CHALLENGE:
Below is some material; transcribe all of it exactly.
## start MATERIAL PROVIDED
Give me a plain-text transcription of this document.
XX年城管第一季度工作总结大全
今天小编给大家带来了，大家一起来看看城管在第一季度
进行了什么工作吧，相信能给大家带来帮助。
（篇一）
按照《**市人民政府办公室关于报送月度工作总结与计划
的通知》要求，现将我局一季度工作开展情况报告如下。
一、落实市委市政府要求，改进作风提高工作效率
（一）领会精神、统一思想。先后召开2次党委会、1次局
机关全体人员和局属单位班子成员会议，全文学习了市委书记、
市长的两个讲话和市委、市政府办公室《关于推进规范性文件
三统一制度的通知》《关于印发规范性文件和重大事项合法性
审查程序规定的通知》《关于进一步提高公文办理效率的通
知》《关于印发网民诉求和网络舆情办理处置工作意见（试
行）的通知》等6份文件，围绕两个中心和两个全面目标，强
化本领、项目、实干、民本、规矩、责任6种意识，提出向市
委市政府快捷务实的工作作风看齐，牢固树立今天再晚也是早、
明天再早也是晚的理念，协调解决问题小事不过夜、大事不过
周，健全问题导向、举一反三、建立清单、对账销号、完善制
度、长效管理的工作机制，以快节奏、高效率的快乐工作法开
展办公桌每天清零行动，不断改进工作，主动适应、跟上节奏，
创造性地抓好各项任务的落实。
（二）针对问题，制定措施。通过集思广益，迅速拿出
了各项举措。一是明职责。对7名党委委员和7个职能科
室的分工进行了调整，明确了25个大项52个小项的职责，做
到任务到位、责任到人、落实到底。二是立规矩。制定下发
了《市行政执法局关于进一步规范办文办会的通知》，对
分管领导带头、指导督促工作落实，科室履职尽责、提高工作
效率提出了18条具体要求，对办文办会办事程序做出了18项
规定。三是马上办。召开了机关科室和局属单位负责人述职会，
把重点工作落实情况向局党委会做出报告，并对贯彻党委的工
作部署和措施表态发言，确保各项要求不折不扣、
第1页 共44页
## end MATERIAL PROVIDED
TASK SOLUTION:
Give me a plain-text transcription of this document.
XX年城管第一季度工作总结大全
今天小编给大家带来了，大家一起来看看城管在第一季度
进行了什么工作吧，相信能给大家带来帮助。
（篇一）
按照《**市人民政府办公室关于报送月度工作总结与计划
的通知》要求，现将我局一季度工作开展情况报告如下。
一、落实市委市政府要求，改进作风提高工作效率
（一）领会精神、统一思想。先后召开2次党委会、1次局
机关全体人员和局属单位班子成员会议，全文学习了市委书记、
市长的两个讲话和市委、市政府办公室《关于推进规范性文件
三统一制度的通知》《关于印发规范性文件和重大事项合法性
审查程序规定的通知》《关于进一步提高公文办理效率的通
知》《关于印发网民诉求和网络舆情办理处置工作意见（试
行）的通知》等6份文件，围绕两个中心和两个全面目标，强
化本领、项目、实干、民本、规矩、责任6种意识，提出向市
委市政府快捷务实的工作作风看齐，牢固树立今天再晚也是早、
明天再早也是晚的理念，协调解决问题小事不过夜、大事不过
周，健全问题导向、举一反三、建立清单、对账销号、完善制
度、长效管理的工作机制，以快节奏、高效率的快乐工作法开
展办公桌每天清零行动，不断改进工作，主动适应、跟上节奏，
创造性地抓好各项任务的落实。
（二）针对问题，制定措施。通过集思广益，迅速拿出
了各项举措。一是明职责。对7名党委委员和7个职能科
室的分工进行了调整，明确了25个大项52个小项的职责，做
到任务到位、责任到人、落实到底。二是立规矩。制定下发
了《市行政执法局关于进一步规范办文办会的通知》，对
分管领导带头、指导督促工作落实，科室履职尽责、提高工作
效率提出了18条具体要求，对办文办会办事程序做出了18项
规定。三是马上办。召开了机关科室和局属单位负责人述职会，
把重点工作落实情况向局党委会做出报告，并对贯彻党委的工
作部署和措施表态发言，确保各项要求不折不扣、
第1页 共44页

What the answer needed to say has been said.